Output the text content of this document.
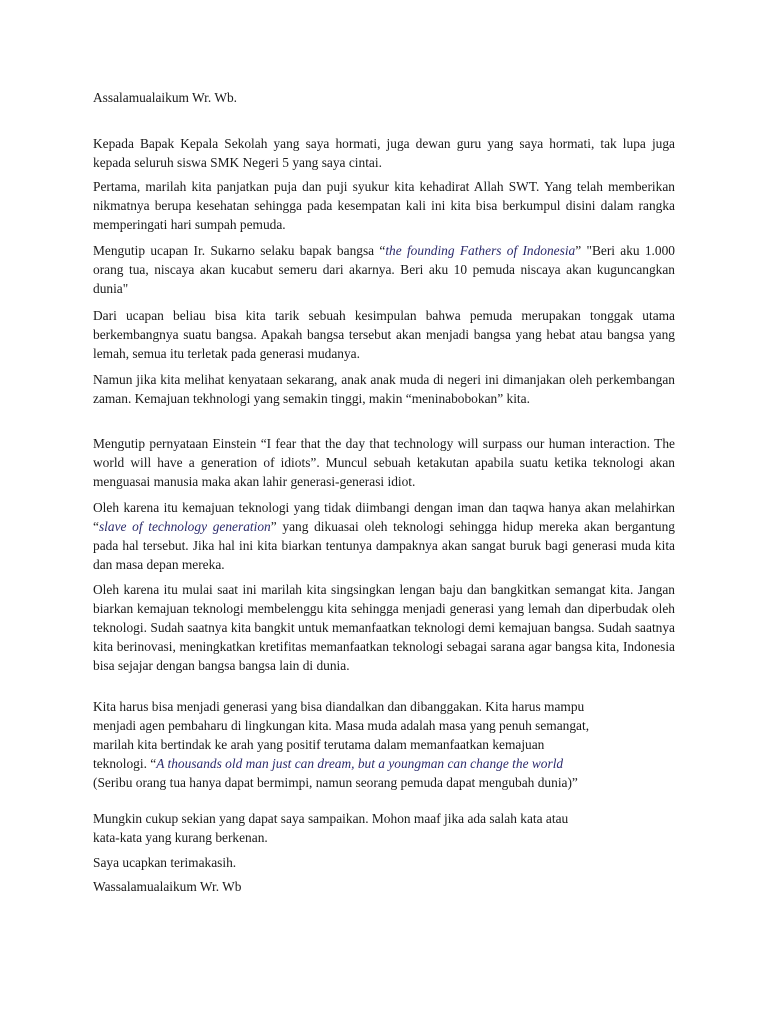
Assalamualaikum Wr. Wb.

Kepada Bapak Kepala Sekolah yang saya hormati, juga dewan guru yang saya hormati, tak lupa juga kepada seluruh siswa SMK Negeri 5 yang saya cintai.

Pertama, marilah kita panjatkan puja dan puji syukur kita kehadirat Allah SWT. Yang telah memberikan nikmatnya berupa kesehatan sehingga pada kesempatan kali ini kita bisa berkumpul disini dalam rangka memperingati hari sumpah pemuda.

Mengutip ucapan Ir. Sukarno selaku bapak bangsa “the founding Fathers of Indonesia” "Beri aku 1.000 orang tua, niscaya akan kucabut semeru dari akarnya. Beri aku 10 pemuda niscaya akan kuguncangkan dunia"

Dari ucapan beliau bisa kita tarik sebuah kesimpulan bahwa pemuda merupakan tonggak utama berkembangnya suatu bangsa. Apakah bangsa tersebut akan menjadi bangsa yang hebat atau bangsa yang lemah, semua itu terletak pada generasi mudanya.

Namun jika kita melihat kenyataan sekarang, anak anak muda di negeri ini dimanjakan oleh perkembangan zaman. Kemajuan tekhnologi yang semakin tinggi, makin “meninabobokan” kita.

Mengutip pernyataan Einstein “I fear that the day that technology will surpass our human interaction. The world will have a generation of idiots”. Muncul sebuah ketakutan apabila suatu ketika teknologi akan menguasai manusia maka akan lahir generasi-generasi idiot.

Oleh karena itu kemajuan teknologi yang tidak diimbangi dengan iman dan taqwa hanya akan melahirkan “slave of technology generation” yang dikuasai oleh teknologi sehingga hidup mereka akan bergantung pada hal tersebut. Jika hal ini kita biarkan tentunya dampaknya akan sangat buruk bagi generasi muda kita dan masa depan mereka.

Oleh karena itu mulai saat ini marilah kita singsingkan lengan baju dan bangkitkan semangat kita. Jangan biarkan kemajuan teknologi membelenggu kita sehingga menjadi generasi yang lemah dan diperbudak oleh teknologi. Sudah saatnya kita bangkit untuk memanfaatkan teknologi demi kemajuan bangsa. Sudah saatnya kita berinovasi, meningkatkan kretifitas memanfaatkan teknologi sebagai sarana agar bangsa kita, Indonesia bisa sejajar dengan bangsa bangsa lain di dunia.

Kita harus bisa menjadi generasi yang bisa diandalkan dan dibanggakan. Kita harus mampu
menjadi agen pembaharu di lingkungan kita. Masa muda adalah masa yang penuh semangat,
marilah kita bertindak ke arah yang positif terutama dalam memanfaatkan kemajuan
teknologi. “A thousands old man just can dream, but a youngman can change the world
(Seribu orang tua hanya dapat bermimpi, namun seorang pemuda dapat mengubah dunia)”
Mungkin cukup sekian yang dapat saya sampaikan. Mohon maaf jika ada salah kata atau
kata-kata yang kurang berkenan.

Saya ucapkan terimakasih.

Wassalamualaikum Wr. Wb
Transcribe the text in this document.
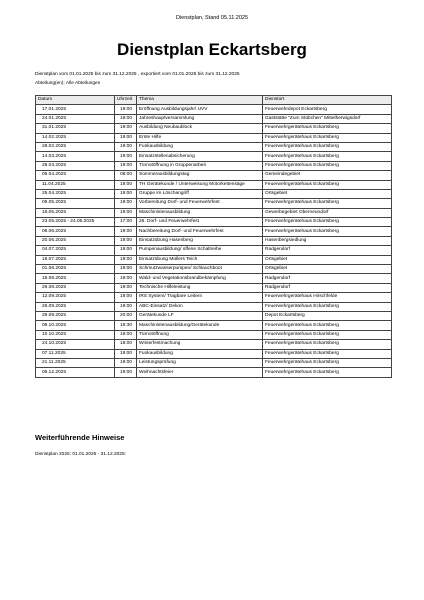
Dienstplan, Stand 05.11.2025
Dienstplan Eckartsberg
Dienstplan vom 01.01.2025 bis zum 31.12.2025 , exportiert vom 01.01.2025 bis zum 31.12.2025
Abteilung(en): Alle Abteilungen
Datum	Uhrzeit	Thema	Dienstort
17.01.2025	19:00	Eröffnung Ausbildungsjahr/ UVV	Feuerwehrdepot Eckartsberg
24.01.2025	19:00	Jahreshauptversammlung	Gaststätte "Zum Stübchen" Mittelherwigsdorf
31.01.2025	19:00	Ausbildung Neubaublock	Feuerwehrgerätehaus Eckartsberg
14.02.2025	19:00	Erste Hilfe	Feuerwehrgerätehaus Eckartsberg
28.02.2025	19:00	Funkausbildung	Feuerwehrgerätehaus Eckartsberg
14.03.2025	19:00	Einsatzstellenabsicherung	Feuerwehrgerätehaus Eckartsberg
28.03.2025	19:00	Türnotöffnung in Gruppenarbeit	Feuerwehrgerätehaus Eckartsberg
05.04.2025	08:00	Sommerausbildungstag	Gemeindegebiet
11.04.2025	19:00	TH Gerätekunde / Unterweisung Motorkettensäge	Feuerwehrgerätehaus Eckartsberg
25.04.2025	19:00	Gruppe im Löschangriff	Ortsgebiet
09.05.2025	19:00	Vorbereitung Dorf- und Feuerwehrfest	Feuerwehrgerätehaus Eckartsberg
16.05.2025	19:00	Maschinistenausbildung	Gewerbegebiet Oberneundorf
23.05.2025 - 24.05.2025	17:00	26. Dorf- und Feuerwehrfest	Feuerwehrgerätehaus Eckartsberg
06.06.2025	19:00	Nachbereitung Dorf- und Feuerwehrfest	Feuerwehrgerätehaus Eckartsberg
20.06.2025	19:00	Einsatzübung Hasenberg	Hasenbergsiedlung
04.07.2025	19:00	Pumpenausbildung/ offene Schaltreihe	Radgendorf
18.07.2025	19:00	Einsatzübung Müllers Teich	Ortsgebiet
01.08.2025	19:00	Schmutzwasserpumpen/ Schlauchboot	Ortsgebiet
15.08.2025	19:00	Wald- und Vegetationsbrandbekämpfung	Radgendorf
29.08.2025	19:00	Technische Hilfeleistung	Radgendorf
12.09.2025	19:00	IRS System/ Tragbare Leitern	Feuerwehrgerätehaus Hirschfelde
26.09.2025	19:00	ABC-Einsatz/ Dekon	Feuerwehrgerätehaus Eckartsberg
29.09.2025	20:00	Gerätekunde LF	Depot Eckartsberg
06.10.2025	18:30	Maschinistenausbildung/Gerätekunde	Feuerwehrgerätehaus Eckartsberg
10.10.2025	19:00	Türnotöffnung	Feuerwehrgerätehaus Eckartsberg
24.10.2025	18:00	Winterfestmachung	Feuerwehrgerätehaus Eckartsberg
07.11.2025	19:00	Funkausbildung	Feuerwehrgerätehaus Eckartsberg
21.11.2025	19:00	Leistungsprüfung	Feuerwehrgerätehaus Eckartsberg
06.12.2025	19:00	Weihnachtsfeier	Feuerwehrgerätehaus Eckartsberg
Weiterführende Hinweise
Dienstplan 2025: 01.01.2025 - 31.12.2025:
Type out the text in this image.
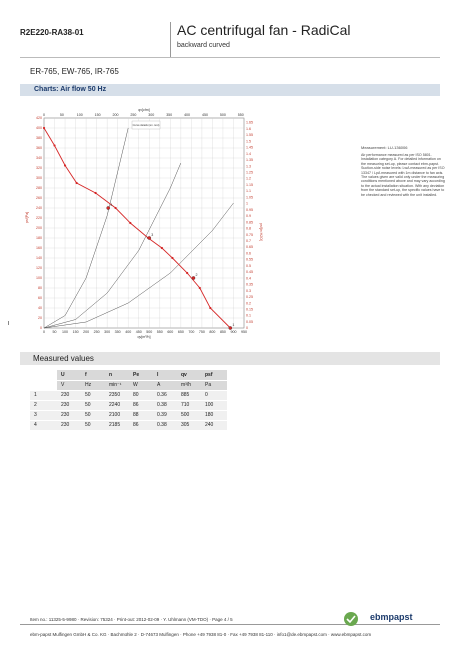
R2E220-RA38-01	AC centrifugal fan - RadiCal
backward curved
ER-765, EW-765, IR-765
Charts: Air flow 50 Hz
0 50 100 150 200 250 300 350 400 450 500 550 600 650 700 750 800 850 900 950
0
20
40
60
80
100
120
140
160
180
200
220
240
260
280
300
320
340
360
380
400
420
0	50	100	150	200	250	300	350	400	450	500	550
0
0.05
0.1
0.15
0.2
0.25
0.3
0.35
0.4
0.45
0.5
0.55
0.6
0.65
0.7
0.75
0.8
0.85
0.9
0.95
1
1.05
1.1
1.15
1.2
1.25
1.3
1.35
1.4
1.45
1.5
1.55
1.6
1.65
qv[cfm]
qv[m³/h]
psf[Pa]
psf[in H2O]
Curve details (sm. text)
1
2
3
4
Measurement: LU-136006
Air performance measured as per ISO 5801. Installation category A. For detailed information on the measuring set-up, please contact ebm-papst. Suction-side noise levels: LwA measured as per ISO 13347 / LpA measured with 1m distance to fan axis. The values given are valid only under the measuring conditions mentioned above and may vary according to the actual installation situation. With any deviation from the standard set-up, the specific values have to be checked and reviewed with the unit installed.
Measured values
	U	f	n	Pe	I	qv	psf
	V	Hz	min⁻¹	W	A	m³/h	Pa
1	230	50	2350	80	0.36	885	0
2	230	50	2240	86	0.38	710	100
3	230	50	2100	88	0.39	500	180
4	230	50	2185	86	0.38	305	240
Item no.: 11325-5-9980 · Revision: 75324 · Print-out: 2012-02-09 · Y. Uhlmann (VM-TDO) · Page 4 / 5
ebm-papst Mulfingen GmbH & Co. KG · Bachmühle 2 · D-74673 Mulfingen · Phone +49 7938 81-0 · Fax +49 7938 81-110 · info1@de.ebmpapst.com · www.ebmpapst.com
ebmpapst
* * * * *
__Exercise aim__:
Filter the listing above for the string "Dienstplan" and copy every matching line.

__Exercise response__:
Dienstplan, Stand 05.11.2025
Dienstplan Eckartsberg
Dienstplan vom 01.01.2025 bis zum 31.12.2025 , exportiert vom 01.01.2025 bis zum 31.12.2025
Dienstplan 2025: 01.01.2025 - 31.12.2025:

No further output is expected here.